[Data excerpts]
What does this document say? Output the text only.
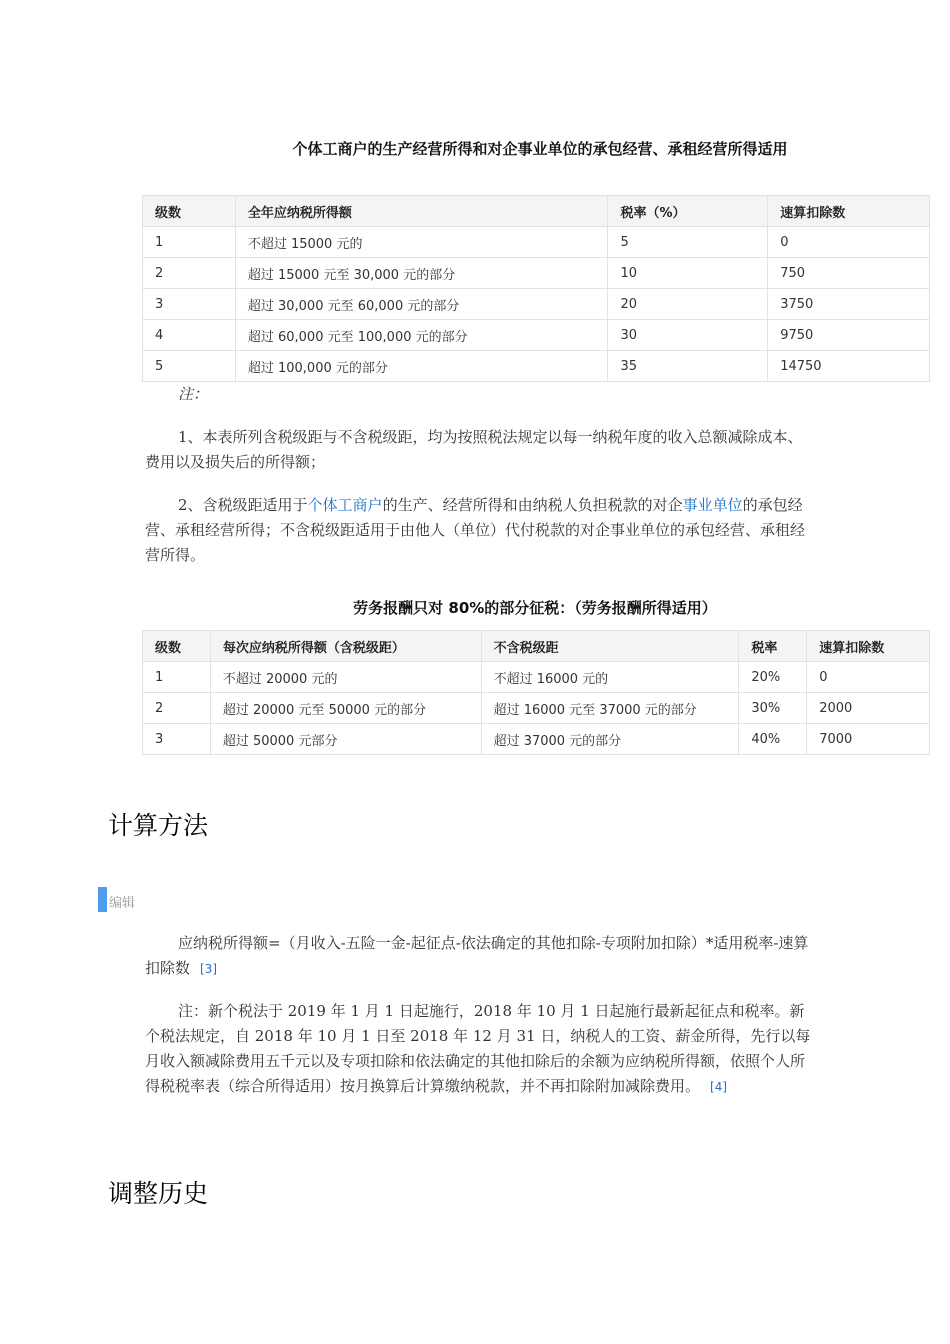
个体工商户的生产经营所得和对企事业单位的承包经营、承租经营所得适用
级数	全年应纳税所得额	税率（%）	速算扣除数
1	不超过 15000 元的	5	0
2	超过 15000 元至 30,000 元的部分	10	750
3	超过 30,000 元至 60,000 元的部分	20	3750
4	超过 60,000 元至 100,000 元的部分	30	9750
5	超过 100,000 元的部分	35	14750
注：
1、本表所列含税级距与不含税级距，均为按照税法规定以每一纳税年度的收入总额减除成本、费用以及损失后的所得额；
2、含税级距适用于个体工商户的生产、经营所得和由纳税人负担税款的对企事业单位的承包经营、承租经营所得；不含税级距适用于由他人（单位）代付税款的对企事业单位的承包经营、承租经营所得。
劳务报酬只对 80%的部分征税：（劳务报酬所得适用）
级数	每次应纳税所得额（含税级距）	不含税级距	税率	速算扣除数
1	不超过 20000 元的	不超过 16000 元的	20%	0
2	超过 20000 元至 50000 元的部分	超过 16000 元至 37000 元的部分	30%	2000
3	超过 50000 元部分	超过 37000 元的部分	40%	7000
计算方法
编辑
应纳税所得额=（月收入-五险一金-起征点-依法确定的其他扣除-专项附加扣除）*适用税率-速算扣除数 [3]
注：新个税法于 2019 年 1 月 1 日起施行，2018 年 10 月 1 日起施行最新起征点和税率。新个税法规定，自 2018 年 10 月 1 日至 2018 年 12 月 31 日，纳税人的工资、薪金所得，先行以每月收入额减除费用五千元以及专项扣除和依法确定的其他扣除后的余额为应纳税所得额，依照个人所得税税率表（综合所得适用）按月换算后计算缴纳税款，并不再扣除附加减除费用。 [4]
调整历史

TO DO: Scan the material above for the string "元的部分" and return the lines that hold it.

FINISHED TASK:
2	超过 15000 元至 30,000 元的部分	10	750
3	超过 30,000 元至 60,000 元的部分	20	3750
4	超过 60,000 元至 100,000 元的部分	30	9750
5	超过 100,000 元的部分	35	14750
2	超过 20000 元至 50000 元的部分	超过 16000 元至 37000 元的部分	30%	2000
3	超过 50000 元部分	超过 37000 元的部分	40%	7000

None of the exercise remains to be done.